* **Written problem**: Work out how many lines in the listing below include the word "oder"; answer with the number alone.

* **Recorded data**:
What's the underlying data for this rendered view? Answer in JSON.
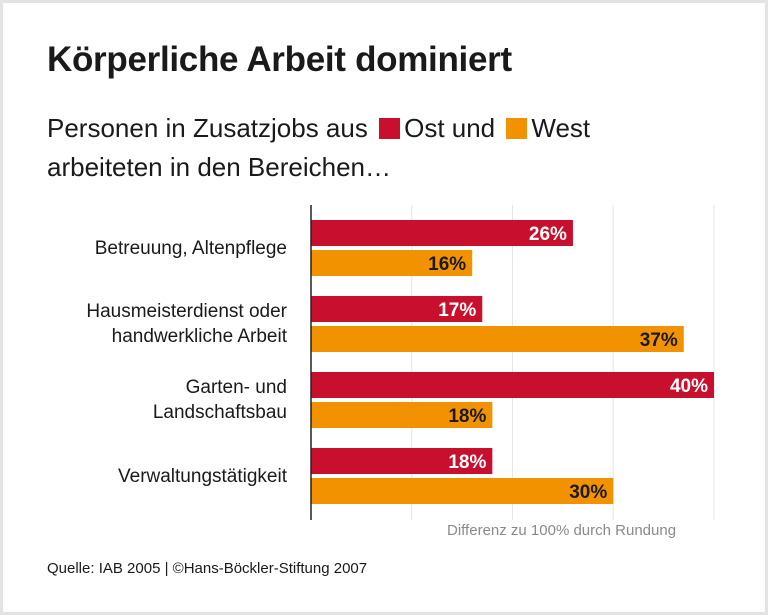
{
  "title": "Körperliche Arbeit dominiert",
  "subtitle": {
    "line1_prefix": "Personen in Zusatzjobs aus",
    "ost_label": "Ost und",
    "west_label": "West",
    "line2": "arbeiteten in den Bereichen…"
  },
  "note": "Differenz zu 100% durch Rundung",
  "source": "Quelle: IAB 2005 | ©Hans-Böckler-Stiftung 2007",
  "colors": {
    "ost": "#c8102e",
    "west": "#f39200",
    "grid": "#e6e6e6",
    "axis": "#222222"
  },
  "chart_data": {
    "type": "bar",
    "orientation": "horizontal",
    "categories": [
      "Betreuung, Altenpflege",
      "Hausmeisterdienst oder handwerkliche Arbeit",
      "Garten- und Landschaftsbau",
      "Verwaltungstätigkeit"
    ],
    "category_lines": [
      [
        "Betreuung, Altenpflege"
      ],
      [
        "Hausmeisterdienst oder",
        "handwerkliche Arbeit"
      ],
      [
        "Garten- und",
        "Landschaftsbau"
      ],
      [
        "Verwaltungstätigkeit"
      ]
    ],
    "series": [
      {
        "name": "Ost",
        "values": [
          26,
          17,
          40,
          18
        ],
        "labels": [
          "26%",
          "17%",
          "40%",
          "18%"
        ]
      },
      {
        "name": "West",
        "values": [
          16,
          37,
          18,
          30
        ],
        "labels": [
          "16%",
          "37%",
          "18%",
          "30%"
        ]
      }
    ],
    "unit": "%",
    "xlim": [
      0,
      40
    ],
    "grid": true,
    "gridlines_at": [
      10,
      20,
      30,
      40
    ]
  }
}
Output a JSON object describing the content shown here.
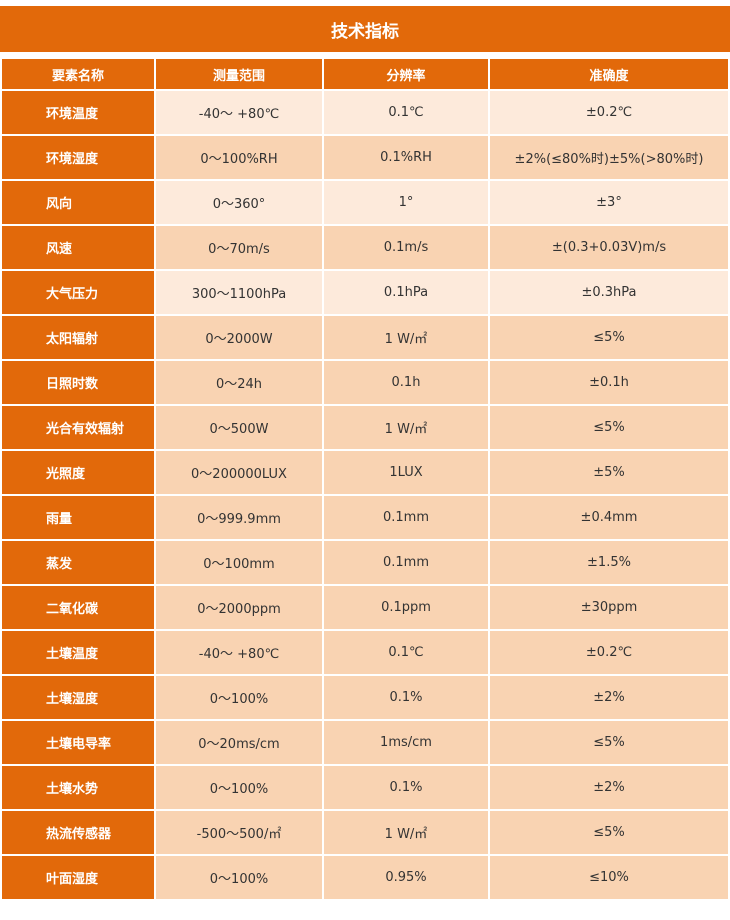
{
  "title": "技术指标",
  "headers": [
    "要素名称",
    "测量范围",
    "分辨率",
    "准确度"
  ],
  "colors": {
    "header": "#e2690a",
    "row_light": "#fdeadb",
    "row_dark": "#f9d3b2"
  },
  "rows": [
    {
      "name": "环境温度",
      "range": "-40～ +80℃",
      "resolution": "0.1℃",
      "accuracy": "±0.2℃",
      "light": true
    },
    {
      "name": "环境湿度",
      "range": "0～100%RH",
      "resolution": "0.1%RH",
      "accuracy": "±2%(≤80%时)±5%(>80%时)",
      "light": false
    },
    {
      "name": "风向",
      "range": "0～360°",
      "resolution": "1°",
      "accuracy": "±3°",
      "light": true
    },
    {
      "name": "风速",
      "range": "0～70m/s",
      "resolution": "0.1m/s",
      "accuracy": "±(0.3+0.03V)m/s",
      "light": false
    },
    {
      "name": "大气压力",
      "range": "300～1100hPa",
      "resolution": "0.1hPa",
      "accuracy": "±0.3hPa",
      "light": true
    },
    {
      "name": "太阳辐射",
      "range": "0～2000W",
      "resolution": "1 W/㎡",
      "accuracy": "≤5%",
      "light": false
    },
    {
      "name": "日照时数",
      "range": "0～24h",
      "resolution": "0.1h",
      "accuracy": "±0.1h",
      "light": false
    },
    {
      "name": "光合有效辐射",
      "range": "0～500W",
      "resolution": "1 W/㎡",
      "accuracy": "≤5%",
      "light": false
    },
    {
      "name": "光照度",
      "range": "0～200000LUX",
      "resolution": "1LUX",
      "accuracy": "±5%",
      "light": false
    },
    {
      "name": "雨量",
      "range": "0～999.9mm",
      "resolution": "0.1mm",
      "accuracy": "±0.4mm",
      "light": false
    },
    {
      "name": "蒸发",
      "range": "0～100mm",
      "resolution": "0.1mm",
      "accuracy": "±1.5%",
      "light": false
    },
    {
      "name": "二氧化碳",
      "range": "0～2000ppm",
      "resolution": "0.1ppm",
      "accuracy": "±30ppm",
      "light": false
    },
    {
      "name": "土壤温度",
      "range": "-40～ +80℃",
      "resolution": "0.1℃",
      "accuracy": "±0.2℃",
      "light": false
    },
    {
      "name": "土壤湿度",
      "range": "0～100%",
      "resolution": "0.1%",
      "accuracy": "±2%",
      "light": false
    },
    {
      "name": "土壤电导率",
      "range": "0～20ms/cm",
      "resolution": "1ms/cm",
      "accuracy": "≤5%",
      "light": false
    },
    {
      "name": "土壤水势",
      "range": "0～100%",
      "resolution": "0.1%",
      "accuracy": "±2%",
      "light": false
    },
    {
      "name": "热流传感器",
      "range": "-500～500/㎡",
      "resolution": "1 W/㎡",
      "accuracy": "≤5%",
      "light": false
    },
    {
      "name": "叶面湿度",
      "range": "0～100%",
      "resolution": "0.95%",
      "accuracy": "≤10%",
      "light": false
    }
  ]
}
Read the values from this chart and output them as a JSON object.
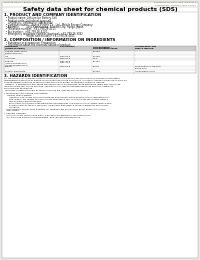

* **Task response**: 2